Copy out the records precisely, omitting pictures.

**Stored records:**

____

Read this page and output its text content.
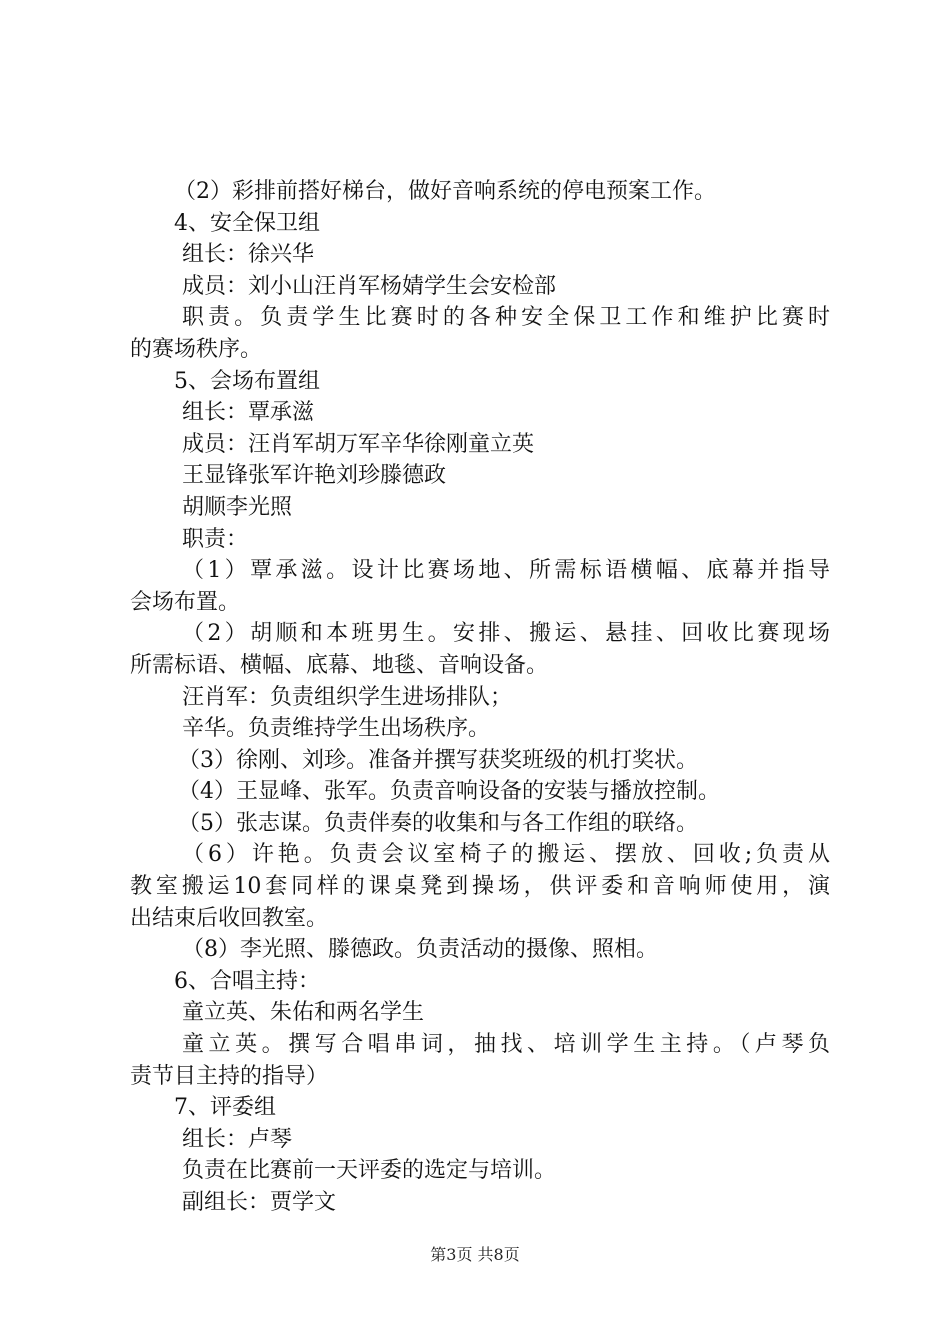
（2）彩排前搭好梯台，做好音响系统的停电预案工作。
4、安全保卫组
组长：徐兴华
成员：刘小山汪肖军杨婧学生会安检部
职责。负责学生比赛时的各种安全保卫工作和维护比赛时
的赛场秩序。
5、会场布置组
组长：覃承滋
成员：汪肖军胡万军辛华徐刚童立英
王显锋张军许艳刘珍滕德政
胡顺李光照
职责：
（1）覃承滋。设计比赛场地、所需标语横幅、底幕并指导
会场布置。
（2）胡顺和本班男生。安排、搬运、悬挂、回收比赛现场
所需标语、横幅、底幕、地毯、音响设备。
汪肖军：负责组织学生进场排队；
辛华。负责维持学生出场秩序。
（3）徐刚、刘珍。准备并撰写获奖班级的机打奖状。
（4）王显峰、张军。负责音响设备的安装与播放控制。
（5）张志谋。负责伴奏的收集和与各工作组的联络。
（6）许艳。负责会议室椅子的搬运、摆放、回收;负责从
教室搬运10套同样的课桌凳到操场，供评委和音响师使用，演
出结束后收回教室。
（8）李光照、滕德政。负责活动的摄像、照相。
6、合唱主持：
童立英、朱佑和两名学生
童立英。撰写合唱串词，抽找、培训学生主持。（卢琴负
责节目主持的指导）
7、评委组
组长：卢琴
负责在比赛前一天评委的选定与培训。
副组长：贾学文
第3页 共8页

____

**Result for this task:**
Read this page and output its text content.
（2）彩排前搭好梯台，做好音响系统的停电预案工作。
4、安全保卫组
组长：徐兴华
成员：刘小山汪肖军杨婧学生会安检部
职责。负责学生比赛时的各种安全保卫工作和维护比赛时
的赛场秩序。
5、会场布置组
组长：覃承滋
成员：汪肖军胡万军辛华徐刚童立英
王显锋张军许艳刘珍滕德政
胡顺李光照
职责：
（1）覃承滋。设计比赛场地、所需标语横幅、底幕并指导
会场布置。
（2）胡顺和本班男生。安排、搬运、悬挂、回收比赛现场
所需标语、横幅、底幕、地毯、音响设备。
汪肖军：负责组织学生进场排队；
辛华。负责维持学生出场秩序。
（3）徐刚、刘珍。准备并撰写获奖班级的机打奖状。
（4）王显峰、张军。负责音响设备的安装与播放控制。
（5）张志谋。负责伴奏的收集和与各工作组的联络。
（6）许艳。负责会议室椅子的搬运、摆放、回收;负责从
教室搬运10套同样的课桌凳到操场，供评委和音响师使用，演
出结束后收回教室。
（8）李光照、滕德政。负责活动的摄像、照相。
6、合唱主持：
童立英、朱佑和两名学生
童立英。撰写合唱串词，抽找、培训学生主持。（卢琴负
责节目主持的指导）
7、评委组
组长：卢琴
负责在比赛前一天评委的选定与培训。
副组长：贾学文
第3页 共8页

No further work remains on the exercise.